Collected data:
============================================================

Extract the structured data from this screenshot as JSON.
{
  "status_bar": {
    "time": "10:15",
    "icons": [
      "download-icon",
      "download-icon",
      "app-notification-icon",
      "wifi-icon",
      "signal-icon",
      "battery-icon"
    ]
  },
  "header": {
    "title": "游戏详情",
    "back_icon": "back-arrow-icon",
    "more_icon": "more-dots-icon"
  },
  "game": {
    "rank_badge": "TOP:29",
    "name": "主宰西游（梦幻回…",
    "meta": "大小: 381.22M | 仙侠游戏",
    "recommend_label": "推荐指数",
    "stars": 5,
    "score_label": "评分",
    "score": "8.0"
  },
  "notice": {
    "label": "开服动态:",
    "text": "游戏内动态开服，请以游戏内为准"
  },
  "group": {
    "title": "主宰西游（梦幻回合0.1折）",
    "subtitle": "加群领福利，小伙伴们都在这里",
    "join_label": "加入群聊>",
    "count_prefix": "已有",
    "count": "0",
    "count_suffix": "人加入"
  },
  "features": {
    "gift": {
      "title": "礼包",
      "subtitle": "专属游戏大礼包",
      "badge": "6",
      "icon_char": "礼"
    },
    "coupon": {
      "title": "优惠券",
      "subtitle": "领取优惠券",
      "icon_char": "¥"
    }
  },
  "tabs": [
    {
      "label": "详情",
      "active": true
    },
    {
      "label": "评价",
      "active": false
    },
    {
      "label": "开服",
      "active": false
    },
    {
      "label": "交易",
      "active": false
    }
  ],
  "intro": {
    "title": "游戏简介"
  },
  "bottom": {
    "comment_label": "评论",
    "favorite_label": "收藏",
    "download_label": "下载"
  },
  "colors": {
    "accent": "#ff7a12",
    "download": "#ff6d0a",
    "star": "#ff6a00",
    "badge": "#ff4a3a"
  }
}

============================================================

The request
Exactly reproduce every record.

Task output
Extract the structured data from this screenshot as JSON.
{
  "status_bar": {
    "time": "10:15",
    "icons": [
      "download-icon",
      "download-icon",
      "app-notification-icon",
      "wifi-icon",
      "signal-icon",
      "battery-icon"
    ]
  },
  "header": {
    "title": "游戏详情",
    "back_icon": "back-arrow-icon",
    "more_icon": "more-dots-icon"
  },
  "game": {
    "rank_badge": "TOP:29",
    "name": "主宰西游（梦幻回…",
    "meta": "大小: 381.22M | 仙侠游戏",
    "recommend_label": "推荐指数",
    "stars": 5,
    "score_label": "评分",
    "score": "8.0"
  },
  "notice": {
    "label": "开服动态:",
    "text": "游戏内动态开服，请以游戏内为准"
  },
  "group": {
    "title": "主宰西游（梦幻回合0.1折）",
    "subtitle": "加群领福利，小伙伴们都在这里",
    "join_label": "加入群聊>",
    "count_prefix": "已有",
    "count": "0",
    "count_suffix": "人加入"
  },
  "features": {
    "gift": {
      "title": "礼包",
      "subtitle": "专属游戏大礼包",
      "badge": "6",
      "icon_char": "礼"
    },
    "coupon": {
      "title": "优惠券",
      "subtitle": "领取优惠券",
      "icon_char": "¥"
    }
  },
  "tabs": [
    {
      "label": "详情",
      "active": true
    },
    {
      "label": "评价",
      "active": false
    },
    {
      "label": "开服",
      "active": false
    },
    {
      "label": "交易",
      "active": false
    }
  ],
  "intro": {
    "title": "游戏简介"
  },
  "bottom": {
    "comment_label": "评论",
    "favorite_label": "收藏",
    "download_label": "下载"
  },
  "colors": {
    "accent": "#ff7a12",
    "download": "#ff6d0a",
    "star": "#ff6a00",
    "badge": "#ff4a3a"
  }
}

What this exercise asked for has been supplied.